— Records to process —
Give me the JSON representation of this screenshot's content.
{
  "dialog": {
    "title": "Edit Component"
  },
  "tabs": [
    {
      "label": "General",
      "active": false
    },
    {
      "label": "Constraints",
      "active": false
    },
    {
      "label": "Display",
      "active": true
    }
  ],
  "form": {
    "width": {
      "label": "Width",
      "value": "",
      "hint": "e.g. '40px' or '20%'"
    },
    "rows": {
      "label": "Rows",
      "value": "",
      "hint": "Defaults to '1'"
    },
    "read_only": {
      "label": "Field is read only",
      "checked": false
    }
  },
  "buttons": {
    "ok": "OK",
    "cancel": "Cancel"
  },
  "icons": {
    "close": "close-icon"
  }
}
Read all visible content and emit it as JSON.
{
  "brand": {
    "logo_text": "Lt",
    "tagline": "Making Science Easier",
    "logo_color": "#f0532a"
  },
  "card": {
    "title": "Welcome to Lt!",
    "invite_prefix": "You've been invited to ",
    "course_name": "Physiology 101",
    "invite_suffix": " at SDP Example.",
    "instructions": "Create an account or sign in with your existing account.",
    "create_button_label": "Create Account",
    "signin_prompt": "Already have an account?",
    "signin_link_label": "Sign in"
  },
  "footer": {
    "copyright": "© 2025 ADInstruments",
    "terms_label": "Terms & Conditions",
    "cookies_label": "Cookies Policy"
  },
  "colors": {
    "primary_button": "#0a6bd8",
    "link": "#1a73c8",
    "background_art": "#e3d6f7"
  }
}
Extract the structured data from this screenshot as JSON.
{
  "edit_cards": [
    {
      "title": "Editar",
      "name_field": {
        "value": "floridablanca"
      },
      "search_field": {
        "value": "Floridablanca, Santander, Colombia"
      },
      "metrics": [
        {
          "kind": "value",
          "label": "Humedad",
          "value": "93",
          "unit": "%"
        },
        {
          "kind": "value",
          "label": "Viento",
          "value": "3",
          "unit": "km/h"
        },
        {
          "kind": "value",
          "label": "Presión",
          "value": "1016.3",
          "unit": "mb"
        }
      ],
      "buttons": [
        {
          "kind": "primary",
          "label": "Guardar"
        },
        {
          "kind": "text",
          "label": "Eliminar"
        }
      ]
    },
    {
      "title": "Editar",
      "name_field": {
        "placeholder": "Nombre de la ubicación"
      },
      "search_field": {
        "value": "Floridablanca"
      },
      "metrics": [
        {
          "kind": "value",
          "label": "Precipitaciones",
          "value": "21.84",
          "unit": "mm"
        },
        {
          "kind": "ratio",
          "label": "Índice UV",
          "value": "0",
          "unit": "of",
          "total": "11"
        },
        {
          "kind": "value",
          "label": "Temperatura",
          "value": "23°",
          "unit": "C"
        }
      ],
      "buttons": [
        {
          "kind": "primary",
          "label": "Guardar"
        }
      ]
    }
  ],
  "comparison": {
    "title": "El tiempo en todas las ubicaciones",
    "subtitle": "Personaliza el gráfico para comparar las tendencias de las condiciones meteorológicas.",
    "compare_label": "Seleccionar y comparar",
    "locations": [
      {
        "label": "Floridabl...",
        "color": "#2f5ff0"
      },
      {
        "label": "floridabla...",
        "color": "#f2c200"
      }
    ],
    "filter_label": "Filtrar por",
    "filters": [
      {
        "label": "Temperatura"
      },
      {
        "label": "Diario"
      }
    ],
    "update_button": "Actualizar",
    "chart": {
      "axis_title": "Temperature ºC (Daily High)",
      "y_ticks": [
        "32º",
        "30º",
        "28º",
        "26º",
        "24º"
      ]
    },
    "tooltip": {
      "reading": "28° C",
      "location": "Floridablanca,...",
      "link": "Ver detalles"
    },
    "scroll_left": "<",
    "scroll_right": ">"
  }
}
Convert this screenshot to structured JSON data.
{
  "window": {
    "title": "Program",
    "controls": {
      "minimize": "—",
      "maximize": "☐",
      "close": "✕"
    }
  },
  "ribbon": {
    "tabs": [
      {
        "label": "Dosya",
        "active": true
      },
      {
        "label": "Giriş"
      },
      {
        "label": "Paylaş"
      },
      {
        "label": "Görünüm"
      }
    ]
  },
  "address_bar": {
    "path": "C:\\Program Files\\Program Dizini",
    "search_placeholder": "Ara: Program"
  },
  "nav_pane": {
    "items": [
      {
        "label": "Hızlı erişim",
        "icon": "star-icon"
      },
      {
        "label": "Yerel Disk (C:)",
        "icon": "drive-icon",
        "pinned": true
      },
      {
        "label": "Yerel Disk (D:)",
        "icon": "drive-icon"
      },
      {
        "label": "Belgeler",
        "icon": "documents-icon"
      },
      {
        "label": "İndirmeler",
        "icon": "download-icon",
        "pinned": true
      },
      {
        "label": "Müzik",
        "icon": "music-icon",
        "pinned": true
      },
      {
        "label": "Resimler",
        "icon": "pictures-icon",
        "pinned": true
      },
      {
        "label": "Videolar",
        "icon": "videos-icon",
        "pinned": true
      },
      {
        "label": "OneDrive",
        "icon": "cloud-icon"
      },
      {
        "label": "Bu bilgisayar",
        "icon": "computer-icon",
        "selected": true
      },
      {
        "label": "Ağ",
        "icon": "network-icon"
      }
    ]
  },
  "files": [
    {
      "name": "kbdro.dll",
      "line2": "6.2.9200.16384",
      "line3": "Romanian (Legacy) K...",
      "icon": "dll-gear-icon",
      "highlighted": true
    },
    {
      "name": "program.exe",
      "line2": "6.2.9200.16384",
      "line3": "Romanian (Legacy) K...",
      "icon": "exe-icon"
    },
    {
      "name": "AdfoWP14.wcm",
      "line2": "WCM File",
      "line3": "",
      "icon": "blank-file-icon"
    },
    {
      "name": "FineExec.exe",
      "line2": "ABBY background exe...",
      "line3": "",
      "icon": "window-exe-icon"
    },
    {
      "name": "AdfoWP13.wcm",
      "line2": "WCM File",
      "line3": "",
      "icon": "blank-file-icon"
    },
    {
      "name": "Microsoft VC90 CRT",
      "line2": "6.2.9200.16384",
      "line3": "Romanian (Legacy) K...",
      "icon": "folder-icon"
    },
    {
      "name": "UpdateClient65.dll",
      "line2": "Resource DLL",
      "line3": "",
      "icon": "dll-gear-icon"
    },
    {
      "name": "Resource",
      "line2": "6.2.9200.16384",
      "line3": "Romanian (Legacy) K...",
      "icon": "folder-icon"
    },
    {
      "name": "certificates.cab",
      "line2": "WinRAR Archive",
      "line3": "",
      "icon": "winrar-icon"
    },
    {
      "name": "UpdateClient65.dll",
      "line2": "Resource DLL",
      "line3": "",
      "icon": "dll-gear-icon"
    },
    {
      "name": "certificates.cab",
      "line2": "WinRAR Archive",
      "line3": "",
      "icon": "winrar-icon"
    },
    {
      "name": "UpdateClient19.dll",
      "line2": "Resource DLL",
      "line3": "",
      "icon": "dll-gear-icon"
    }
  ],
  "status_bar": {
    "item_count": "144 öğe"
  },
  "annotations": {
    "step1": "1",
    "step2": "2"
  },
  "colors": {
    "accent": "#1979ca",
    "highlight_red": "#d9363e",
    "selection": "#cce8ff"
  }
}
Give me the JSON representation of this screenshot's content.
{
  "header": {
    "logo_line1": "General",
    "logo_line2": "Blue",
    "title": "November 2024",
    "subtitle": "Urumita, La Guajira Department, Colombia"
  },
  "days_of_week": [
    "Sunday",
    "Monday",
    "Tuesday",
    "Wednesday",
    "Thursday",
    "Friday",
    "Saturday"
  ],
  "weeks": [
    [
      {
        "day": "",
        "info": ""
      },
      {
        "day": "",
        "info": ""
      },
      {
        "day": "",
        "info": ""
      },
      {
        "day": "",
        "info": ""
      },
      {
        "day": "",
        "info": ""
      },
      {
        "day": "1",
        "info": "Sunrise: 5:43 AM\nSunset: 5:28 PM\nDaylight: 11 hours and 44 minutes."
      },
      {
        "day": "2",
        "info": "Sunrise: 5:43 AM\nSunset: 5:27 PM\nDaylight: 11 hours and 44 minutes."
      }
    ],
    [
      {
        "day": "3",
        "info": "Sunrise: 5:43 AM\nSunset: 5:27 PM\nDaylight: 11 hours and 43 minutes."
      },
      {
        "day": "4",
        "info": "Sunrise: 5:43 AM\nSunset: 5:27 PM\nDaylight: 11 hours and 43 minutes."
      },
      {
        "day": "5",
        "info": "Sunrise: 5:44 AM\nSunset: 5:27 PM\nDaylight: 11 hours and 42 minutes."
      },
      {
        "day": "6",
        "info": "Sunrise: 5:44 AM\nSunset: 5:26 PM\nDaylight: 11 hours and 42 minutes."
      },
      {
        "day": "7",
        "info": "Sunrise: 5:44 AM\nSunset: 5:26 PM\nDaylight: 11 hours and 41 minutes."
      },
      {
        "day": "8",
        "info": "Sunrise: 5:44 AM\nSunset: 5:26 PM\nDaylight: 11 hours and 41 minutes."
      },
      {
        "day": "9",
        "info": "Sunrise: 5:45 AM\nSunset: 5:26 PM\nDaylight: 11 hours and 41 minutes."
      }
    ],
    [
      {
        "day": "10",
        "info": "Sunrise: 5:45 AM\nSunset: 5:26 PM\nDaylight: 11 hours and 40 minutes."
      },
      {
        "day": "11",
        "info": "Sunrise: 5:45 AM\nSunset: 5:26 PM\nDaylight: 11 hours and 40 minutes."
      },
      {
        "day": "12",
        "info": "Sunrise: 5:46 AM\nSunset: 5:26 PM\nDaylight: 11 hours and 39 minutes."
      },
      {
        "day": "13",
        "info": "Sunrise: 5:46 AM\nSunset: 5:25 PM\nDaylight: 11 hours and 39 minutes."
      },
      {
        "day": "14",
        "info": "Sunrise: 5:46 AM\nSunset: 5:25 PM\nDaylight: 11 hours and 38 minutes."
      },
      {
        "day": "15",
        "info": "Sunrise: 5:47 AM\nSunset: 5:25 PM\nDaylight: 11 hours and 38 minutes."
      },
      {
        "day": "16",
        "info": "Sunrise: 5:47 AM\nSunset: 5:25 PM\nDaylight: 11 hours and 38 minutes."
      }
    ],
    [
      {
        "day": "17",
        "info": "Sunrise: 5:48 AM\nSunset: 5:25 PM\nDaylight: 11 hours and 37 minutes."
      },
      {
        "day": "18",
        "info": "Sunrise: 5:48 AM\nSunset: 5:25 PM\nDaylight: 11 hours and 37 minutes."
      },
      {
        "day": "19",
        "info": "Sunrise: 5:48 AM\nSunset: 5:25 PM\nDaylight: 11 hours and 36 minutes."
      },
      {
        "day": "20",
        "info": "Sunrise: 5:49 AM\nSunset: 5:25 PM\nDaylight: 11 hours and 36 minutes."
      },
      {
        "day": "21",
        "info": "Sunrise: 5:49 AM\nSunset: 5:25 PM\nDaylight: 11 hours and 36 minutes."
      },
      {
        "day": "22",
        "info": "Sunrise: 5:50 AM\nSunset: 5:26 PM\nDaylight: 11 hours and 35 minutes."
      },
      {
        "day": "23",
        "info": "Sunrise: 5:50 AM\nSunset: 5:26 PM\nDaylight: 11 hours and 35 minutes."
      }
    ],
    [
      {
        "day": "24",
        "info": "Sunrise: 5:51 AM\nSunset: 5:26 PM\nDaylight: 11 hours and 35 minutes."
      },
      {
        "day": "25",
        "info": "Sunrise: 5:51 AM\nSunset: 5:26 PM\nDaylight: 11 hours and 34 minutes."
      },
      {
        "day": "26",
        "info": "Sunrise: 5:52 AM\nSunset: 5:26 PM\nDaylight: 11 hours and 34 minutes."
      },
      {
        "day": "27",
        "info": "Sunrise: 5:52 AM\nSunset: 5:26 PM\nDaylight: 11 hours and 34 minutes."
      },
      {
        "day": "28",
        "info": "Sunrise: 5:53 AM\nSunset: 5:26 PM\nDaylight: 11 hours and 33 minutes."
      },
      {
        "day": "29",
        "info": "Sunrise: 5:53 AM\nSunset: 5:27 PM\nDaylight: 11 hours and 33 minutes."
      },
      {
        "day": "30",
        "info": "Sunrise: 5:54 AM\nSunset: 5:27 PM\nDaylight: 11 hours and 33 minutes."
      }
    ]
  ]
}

— Task directions —
Copy each line of the listing in which the word "active" can be found.

— Answer to this problem —
      "active": false
      "active": false
      "active": true
        "active": true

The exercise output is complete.